Count how many lines below contain the word "typical", then give that number alone.

Figure content listings =
____

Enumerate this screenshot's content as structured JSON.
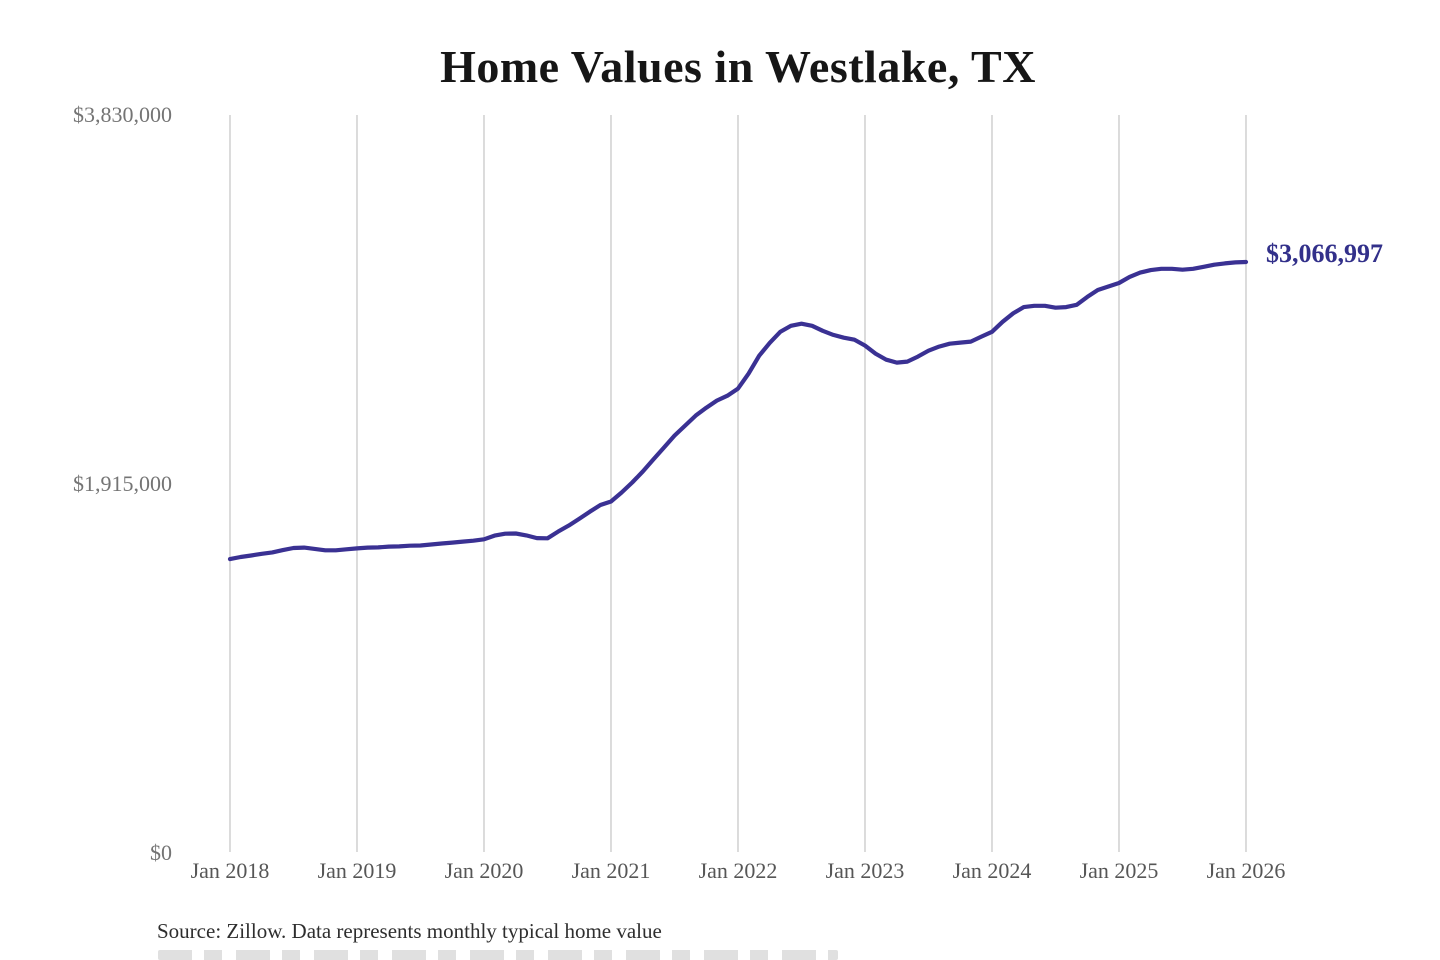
{
  "page": {
    "background": "#ffffff"
  },
  "chart_data": {
    "type": "line",
    "title": "Home Values in Westlake, TX",
    "xlabel": "",
    "ylabel": "",
    "x_unit": "month",
    "x_range": "Jan 2018 to Jan 2026, monthly",
    "x_tick_labels": [
      "Jan 2018",
      "Jan 2019",
      "Jan 2020",
      "Jan 2021",
      "Jan 2022",
      "Jan 2023",
      "Jan 2024",
      "Jan 2025",
      "Jan 2026"
    ],
    "y_tick_labels": [
      "$0",
      "$1,915,000",
      "$3,830,000"
    ],
    "y_tick_values": [
      0,
      1915000,
      3830000
    ],
    "ylim": [
      0,
      3830000
    ],
    "grid": "vertical-only",
    "legend": "none",
    "line_color": "#3a3193",
    "grid_color": "#cccccc",
    "end_label_color": "#32308a",
    "end_label": "$3,066,997",
    "latest_value": 3066997,
    "series": [
      {
        "name": "Monthly typical home value",
        "values": [
          1525000,
          1536000,
          1544000,
          1553000,
          1560000,
          1572000,
          1583000,
          1585000,
          1578000,
          1571000,
          1571000,
          1576000,
          1581000,
          1585000,
          1586000,
          1590000,
          1591000,
          1595000,
          1596000,
          1601000,
          1606000,
          1611000,
          1616000,
          1621000,
          1628000,
          1647000,
          1657000,
          1658000,
          1648000,
          1634000,
          1633000,
          1668000,
          1699000,
          1735000,
          1771000,
          1806000,
          1824000,
          1871000,
          1923000,
          1980000,
          2042000,
          2104000,
          2166000,
          2218000,
          2270000,
          2311000,
          2348000,
          2373000,
          2410000,
          2488000,
          2581000,
          2648000,
          2705000,
          2736000,
          2747000,
          2736000,
          2710000,
          2689000,
          2674000,
          2664000,
          2633000,
          2591000,
          2560000,
          2545000,
          2550000,
          2576000,
          2607000,
          2628000,
          2643000,
          2649000,
          2654000,
          2680000,
          2705000,
          2757000,
          2801000,
          2833000,
          2840000,
          2840000,
          2830000,
          2833000,
          2845000,
          2886000,
          2922000,
          2940000,
          2958000,
          2990000,
          3012000,
          3025000,
          3032000,
          3032000,
          3027000,
          3032000,
          3042000,
          3053000,
          3060000,
          3065000,
          3066997
        ]
      }
    ]
  },
  "footer": {
    "source": "Source: Zillow. Data represents monthly typical home value"
  }
}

____

Result of the exercise =
2